DATA LISTING.

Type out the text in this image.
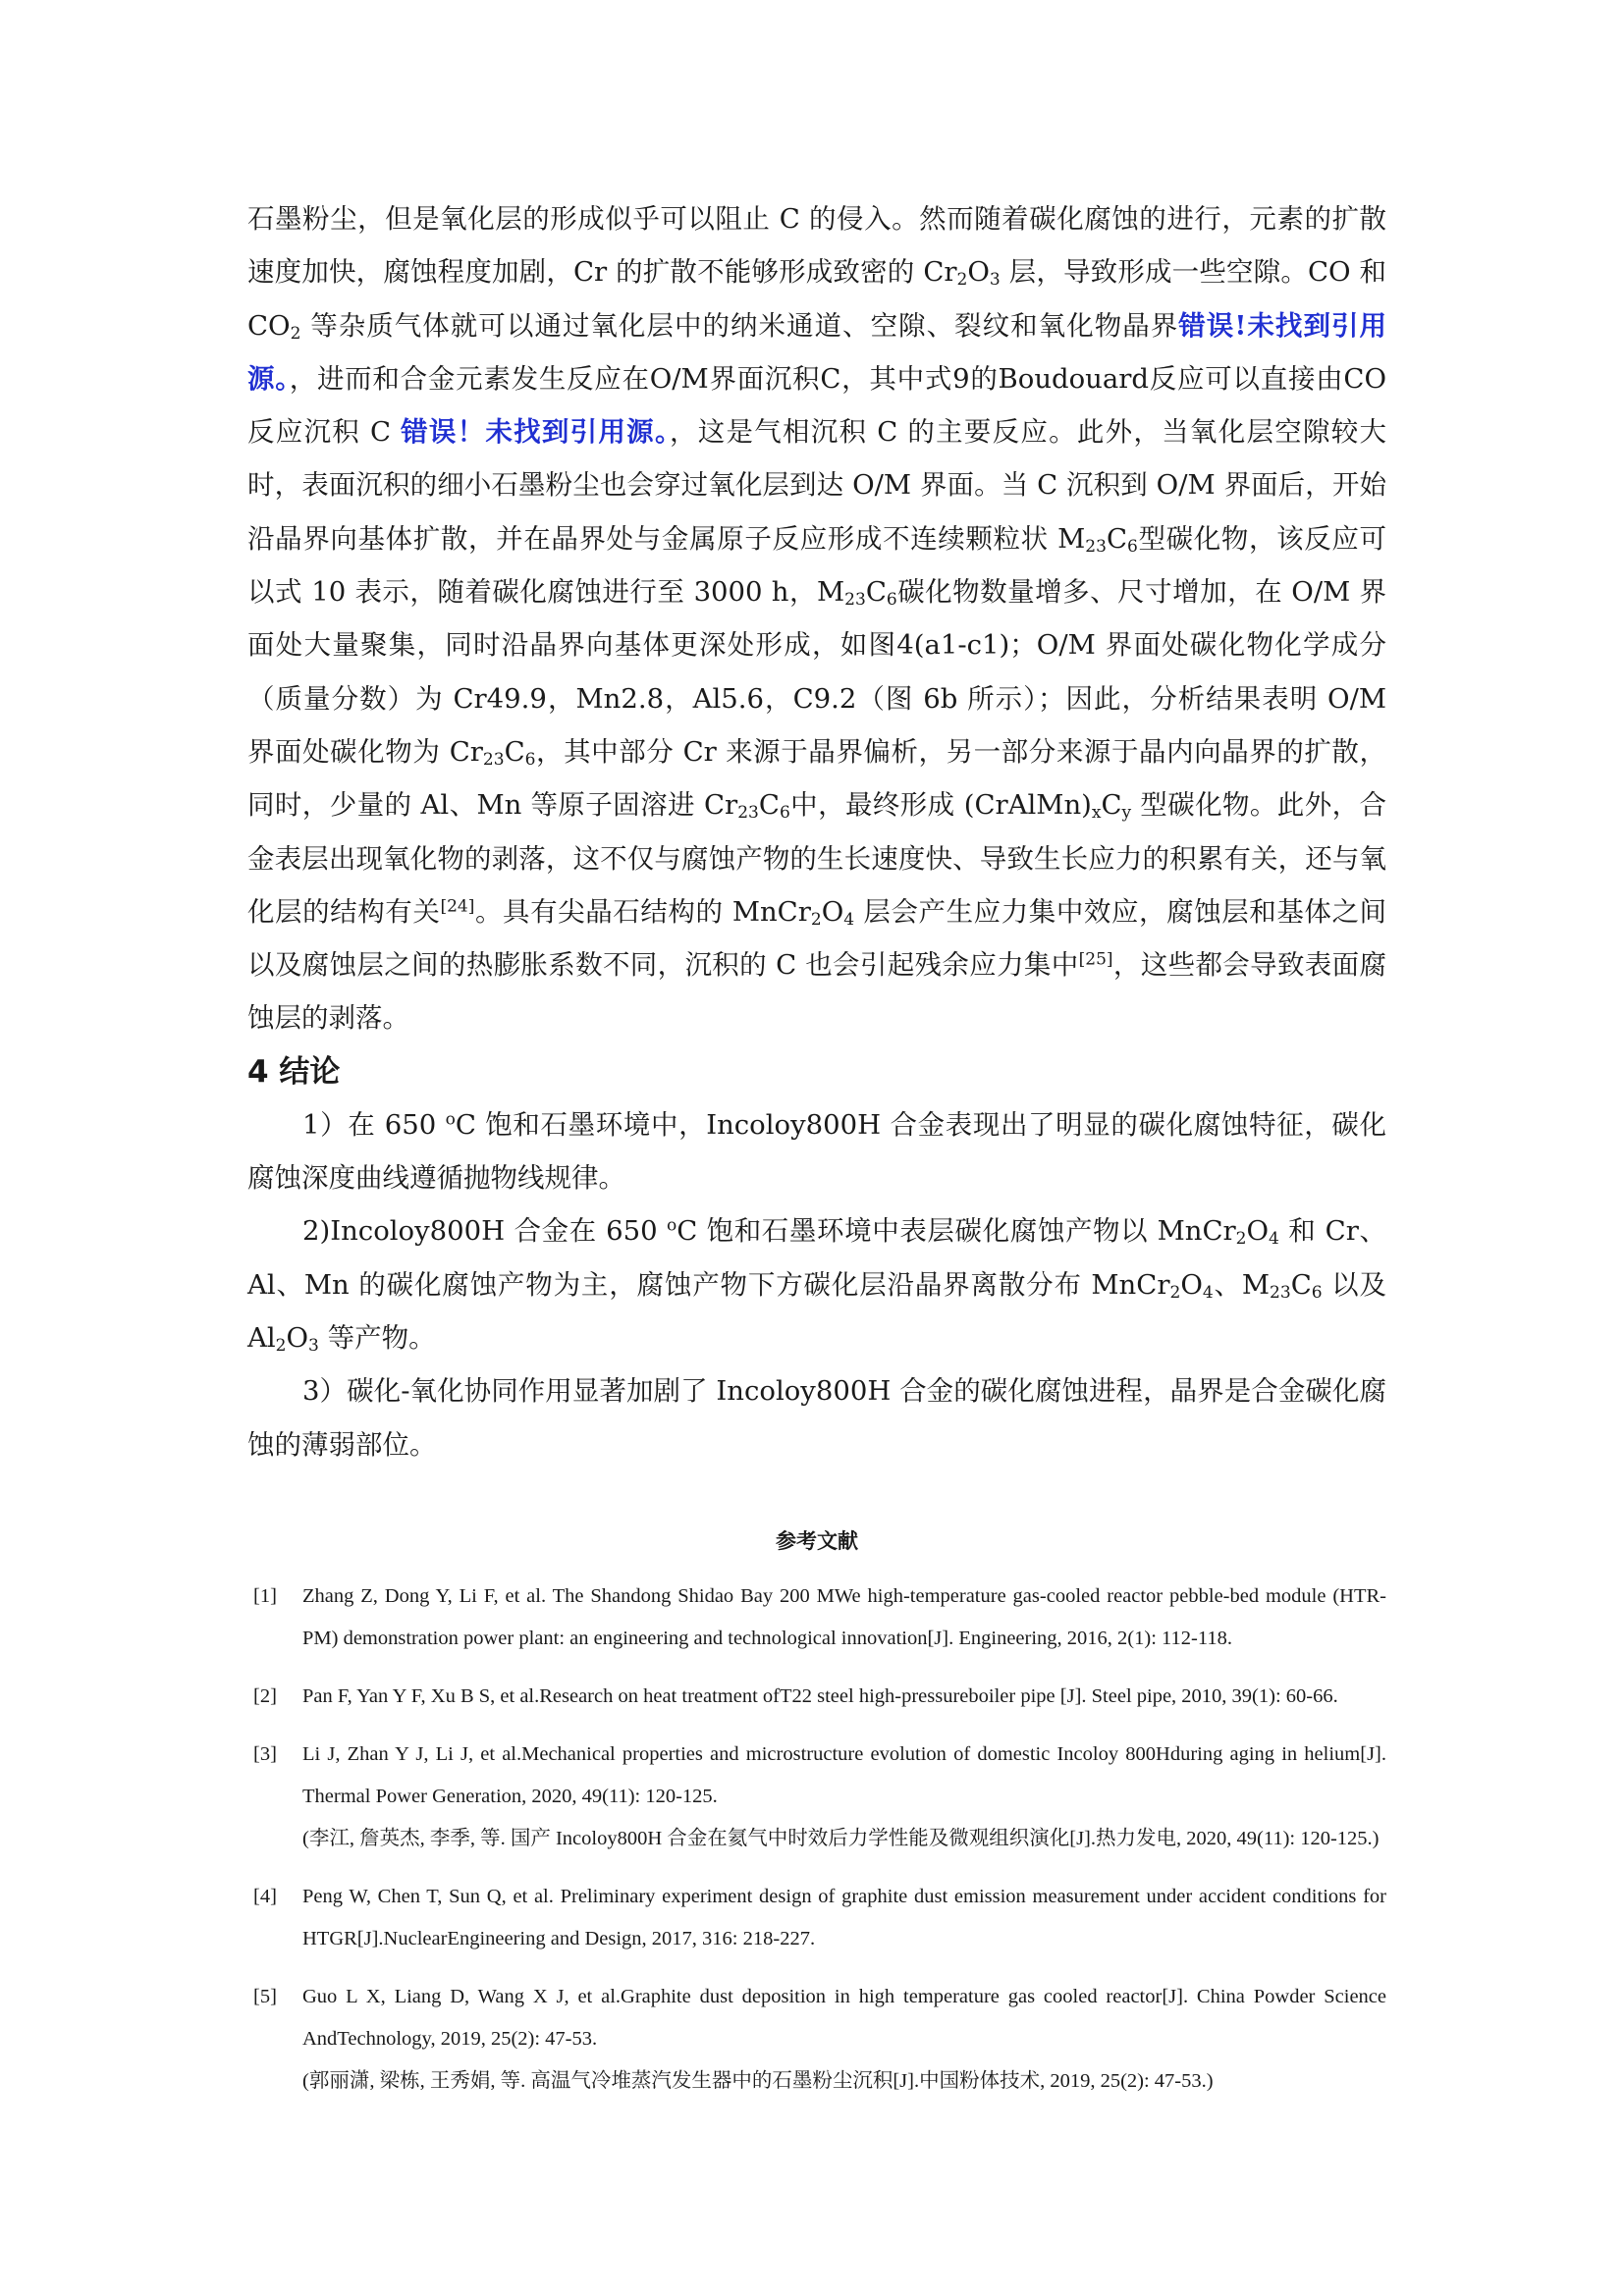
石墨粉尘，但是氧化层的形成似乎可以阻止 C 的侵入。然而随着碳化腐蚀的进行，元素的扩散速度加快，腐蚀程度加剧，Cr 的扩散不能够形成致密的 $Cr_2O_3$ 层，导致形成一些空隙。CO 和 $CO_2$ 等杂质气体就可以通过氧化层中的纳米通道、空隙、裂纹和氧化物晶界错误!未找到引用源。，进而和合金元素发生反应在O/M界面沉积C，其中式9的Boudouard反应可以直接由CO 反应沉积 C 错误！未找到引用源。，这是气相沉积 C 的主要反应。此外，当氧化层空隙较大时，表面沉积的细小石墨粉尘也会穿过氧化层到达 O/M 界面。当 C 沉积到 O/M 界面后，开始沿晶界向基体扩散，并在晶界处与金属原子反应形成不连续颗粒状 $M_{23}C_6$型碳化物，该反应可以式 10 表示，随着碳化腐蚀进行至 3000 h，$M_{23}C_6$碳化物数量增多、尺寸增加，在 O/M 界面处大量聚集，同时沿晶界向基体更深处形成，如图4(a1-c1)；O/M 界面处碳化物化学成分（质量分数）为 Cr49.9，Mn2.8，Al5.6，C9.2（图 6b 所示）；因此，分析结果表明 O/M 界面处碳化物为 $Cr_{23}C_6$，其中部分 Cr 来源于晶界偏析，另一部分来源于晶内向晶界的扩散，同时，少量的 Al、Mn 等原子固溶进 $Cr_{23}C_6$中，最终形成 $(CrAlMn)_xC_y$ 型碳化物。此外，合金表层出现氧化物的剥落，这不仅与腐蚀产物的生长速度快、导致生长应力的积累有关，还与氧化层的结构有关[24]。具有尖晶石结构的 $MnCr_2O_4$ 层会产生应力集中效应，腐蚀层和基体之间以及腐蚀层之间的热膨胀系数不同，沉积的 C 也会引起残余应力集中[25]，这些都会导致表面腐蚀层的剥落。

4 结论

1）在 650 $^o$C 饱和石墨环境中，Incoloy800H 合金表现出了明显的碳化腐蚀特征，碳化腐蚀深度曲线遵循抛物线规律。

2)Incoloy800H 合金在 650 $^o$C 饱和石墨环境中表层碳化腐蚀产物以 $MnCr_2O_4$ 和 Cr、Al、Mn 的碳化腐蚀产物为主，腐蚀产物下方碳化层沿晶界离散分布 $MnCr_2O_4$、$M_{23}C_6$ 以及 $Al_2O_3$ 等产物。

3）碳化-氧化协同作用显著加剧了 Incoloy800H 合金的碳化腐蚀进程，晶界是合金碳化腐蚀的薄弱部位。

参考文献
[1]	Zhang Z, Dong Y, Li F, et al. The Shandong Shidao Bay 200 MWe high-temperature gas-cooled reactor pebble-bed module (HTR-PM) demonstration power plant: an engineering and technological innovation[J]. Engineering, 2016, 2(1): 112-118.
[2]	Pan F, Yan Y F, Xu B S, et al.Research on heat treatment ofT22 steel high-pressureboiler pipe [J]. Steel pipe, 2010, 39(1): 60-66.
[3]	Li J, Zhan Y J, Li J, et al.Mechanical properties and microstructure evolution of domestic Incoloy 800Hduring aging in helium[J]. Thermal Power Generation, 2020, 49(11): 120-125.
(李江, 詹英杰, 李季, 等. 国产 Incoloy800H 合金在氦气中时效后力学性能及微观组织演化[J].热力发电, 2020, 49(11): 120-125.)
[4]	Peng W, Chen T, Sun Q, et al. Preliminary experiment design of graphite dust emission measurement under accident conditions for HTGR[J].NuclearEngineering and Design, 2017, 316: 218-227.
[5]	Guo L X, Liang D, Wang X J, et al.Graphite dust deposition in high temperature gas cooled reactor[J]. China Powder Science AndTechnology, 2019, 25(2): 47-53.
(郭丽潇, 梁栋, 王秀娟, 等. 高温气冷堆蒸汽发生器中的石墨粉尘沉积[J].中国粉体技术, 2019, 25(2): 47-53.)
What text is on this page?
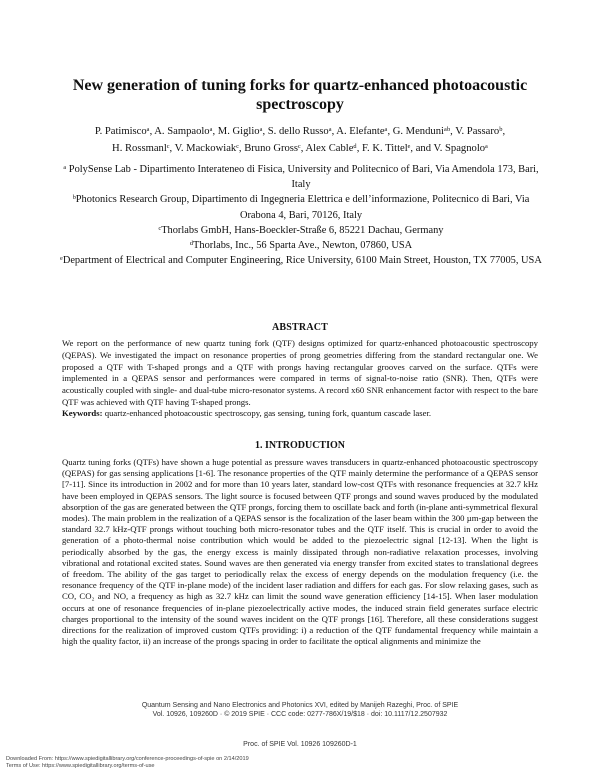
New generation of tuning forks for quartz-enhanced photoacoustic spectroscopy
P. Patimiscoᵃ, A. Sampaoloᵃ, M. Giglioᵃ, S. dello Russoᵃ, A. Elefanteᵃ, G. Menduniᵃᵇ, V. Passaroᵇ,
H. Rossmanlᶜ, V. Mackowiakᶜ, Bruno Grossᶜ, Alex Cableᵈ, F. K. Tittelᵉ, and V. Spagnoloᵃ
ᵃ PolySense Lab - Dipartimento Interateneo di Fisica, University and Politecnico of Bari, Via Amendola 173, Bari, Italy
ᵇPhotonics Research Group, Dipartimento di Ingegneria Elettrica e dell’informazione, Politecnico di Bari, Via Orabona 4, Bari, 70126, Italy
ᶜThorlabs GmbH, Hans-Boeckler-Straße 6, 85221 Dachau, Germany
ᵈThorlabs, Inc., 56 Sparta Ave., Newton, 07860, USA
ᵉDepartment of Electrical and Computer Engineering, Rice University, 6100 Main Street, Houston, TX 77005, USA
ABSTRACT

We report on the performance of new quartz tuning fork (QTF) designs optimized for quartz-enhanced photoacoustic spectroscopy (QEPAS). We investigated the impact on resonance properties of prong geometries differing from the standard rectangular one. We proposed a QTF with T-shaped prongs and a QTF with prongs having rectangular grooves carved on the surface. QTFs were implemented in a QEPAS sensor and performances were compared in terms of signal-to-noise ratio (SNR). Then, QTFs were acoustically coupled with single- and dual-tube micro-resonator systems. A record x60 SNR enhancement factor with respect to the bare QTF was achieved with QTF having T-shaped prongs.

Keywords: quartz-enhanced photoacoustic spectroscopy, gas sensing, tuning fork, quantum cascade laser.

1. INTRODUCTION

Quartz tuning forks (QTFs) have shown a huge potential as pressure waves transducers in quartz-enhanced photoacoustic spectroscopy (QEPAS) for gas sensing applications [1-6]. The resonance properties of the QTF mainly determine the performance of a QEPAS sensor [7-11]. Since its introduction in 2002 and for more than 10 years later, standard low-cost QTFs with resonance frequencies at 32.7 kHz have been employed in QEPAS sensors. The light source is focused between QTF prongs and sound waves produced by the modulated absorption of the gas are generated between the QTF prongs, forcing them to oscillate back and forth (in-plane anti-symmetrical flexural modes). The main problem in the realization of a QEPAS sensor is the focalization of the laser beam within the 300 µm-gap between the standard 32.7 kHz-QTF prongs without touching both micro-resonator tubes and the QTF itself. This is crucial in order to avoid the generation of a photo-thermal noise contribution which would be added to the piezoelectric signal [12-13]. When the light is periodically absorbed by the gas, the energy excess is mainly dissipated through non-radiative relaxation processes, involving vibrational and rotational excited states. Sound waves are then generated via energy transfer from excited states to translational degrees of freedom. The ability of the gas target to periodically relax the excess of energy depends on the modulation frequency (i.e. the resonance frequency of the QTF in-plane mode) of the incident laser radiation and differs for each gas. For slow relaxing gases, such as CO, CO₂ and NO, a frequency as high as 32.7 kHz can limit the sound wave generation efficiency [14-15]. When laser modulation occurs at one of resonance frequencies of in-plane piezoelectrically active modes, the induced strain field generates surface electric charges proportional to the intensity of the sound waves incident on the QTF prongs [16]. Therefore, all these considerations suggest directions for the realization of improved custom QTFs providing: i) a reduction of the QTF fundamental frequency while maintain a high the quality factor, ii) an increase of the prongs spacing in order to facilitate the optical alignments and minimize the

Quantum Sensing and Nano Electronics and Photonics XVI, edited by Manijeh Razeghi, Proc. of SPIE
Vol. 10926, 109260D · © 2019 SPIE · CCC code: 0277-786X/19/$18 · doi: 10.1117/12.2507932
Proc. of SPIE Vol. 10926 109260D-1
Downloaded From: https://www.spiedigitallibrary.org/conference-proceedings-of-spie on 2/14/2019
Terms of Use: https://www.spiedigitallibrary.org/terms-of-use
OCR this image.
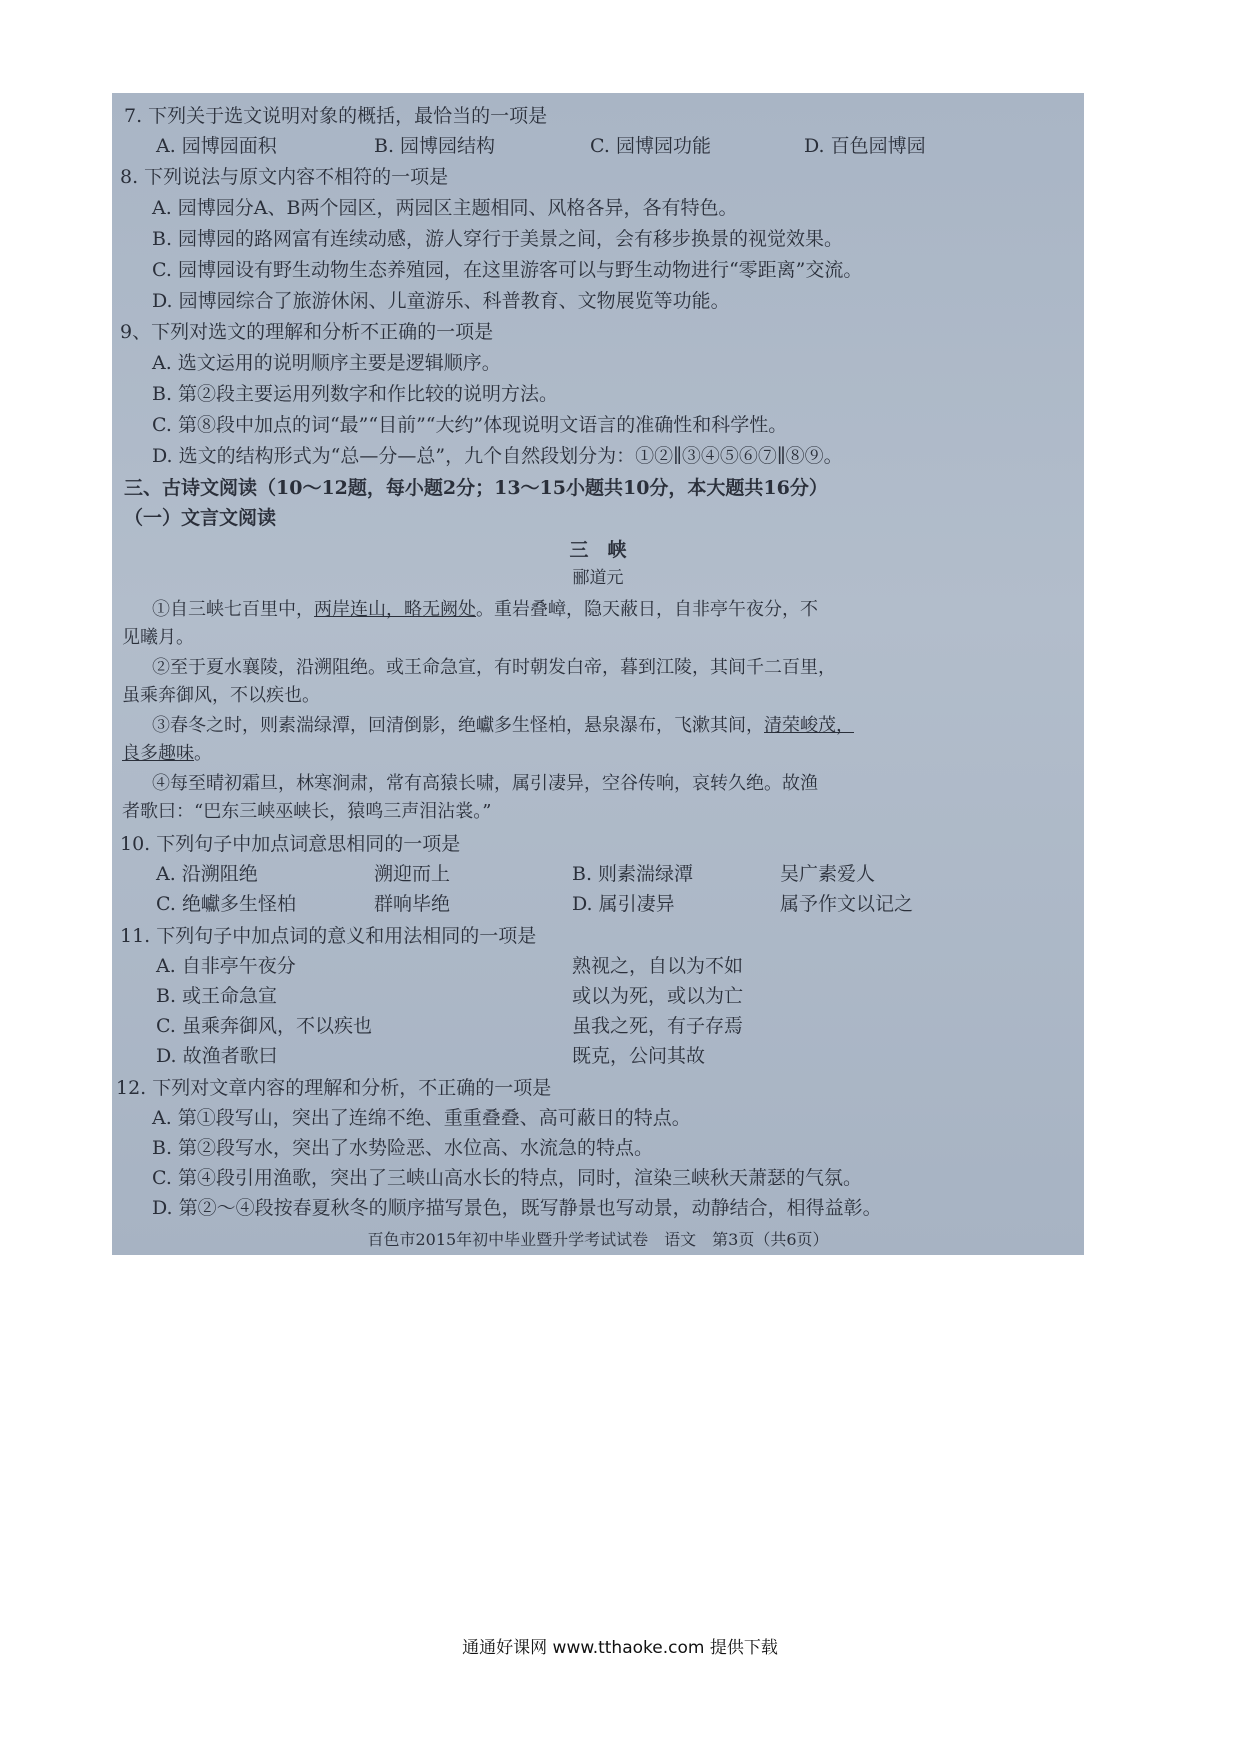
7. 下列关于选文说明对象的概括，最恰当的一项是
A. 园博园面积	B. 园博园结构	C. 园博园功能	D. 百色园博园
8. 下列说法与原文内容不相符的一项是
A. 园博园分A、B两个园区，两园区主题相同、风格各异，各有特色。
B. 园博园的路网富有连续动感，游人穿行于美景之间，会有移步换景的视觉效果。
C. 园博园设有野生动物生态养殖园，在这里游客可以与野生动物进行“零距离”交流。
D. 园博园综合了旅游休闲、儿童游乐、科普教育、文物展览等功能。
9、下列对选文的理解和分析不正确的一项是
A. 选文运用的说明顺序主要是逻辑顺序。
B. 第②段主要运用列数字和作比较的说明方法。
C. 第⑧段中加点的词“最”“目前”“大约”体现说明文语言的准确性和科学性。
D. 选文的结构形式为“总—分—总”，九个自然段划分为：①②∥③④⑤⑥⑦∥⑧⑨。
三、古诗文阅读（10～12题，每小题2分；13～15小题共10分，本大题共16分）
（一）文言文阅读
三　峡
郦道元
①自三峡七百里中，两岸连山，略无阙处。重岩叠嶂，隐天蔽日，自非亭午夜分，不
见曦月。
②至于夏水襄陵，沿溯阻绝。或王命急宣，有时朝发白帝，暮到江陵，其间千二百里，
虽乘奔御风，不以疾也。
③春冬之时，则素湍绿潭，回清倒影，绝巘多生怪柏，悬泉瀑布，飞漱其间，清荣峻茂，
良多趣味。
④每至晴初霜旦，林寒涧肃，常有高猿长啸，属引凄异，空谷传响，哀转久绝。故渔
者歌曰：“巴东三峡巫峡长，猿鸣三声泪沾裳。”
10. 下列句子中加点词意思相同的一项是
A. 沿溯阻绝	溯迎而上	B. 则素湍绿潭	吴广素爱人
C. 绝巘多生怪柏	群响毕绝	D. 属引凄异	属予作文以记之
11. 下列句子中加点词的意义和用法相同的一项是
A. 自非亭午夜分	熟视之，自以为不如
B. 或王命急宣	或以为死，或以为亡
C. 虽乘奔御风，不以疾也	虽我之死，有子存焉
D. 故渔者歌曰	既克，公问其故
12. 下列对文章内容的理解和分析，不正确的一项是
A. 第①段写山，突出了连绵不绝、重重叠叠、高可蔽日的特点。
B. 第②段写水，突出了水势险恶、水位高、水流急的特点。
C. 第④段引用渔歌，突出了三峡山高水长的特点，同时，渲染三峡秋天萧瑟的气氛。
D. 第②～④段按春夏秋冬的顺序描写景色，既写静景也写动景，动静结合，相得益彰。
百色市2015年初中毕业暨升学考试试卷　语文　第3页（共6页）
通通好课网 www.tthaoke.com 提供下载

WHAT THIS TASK INVOLVES. Work out how many lines in the entries hold the string "Research". Your answer should consist solely of that number.

RESPONSE TO THE EXERCISE. 2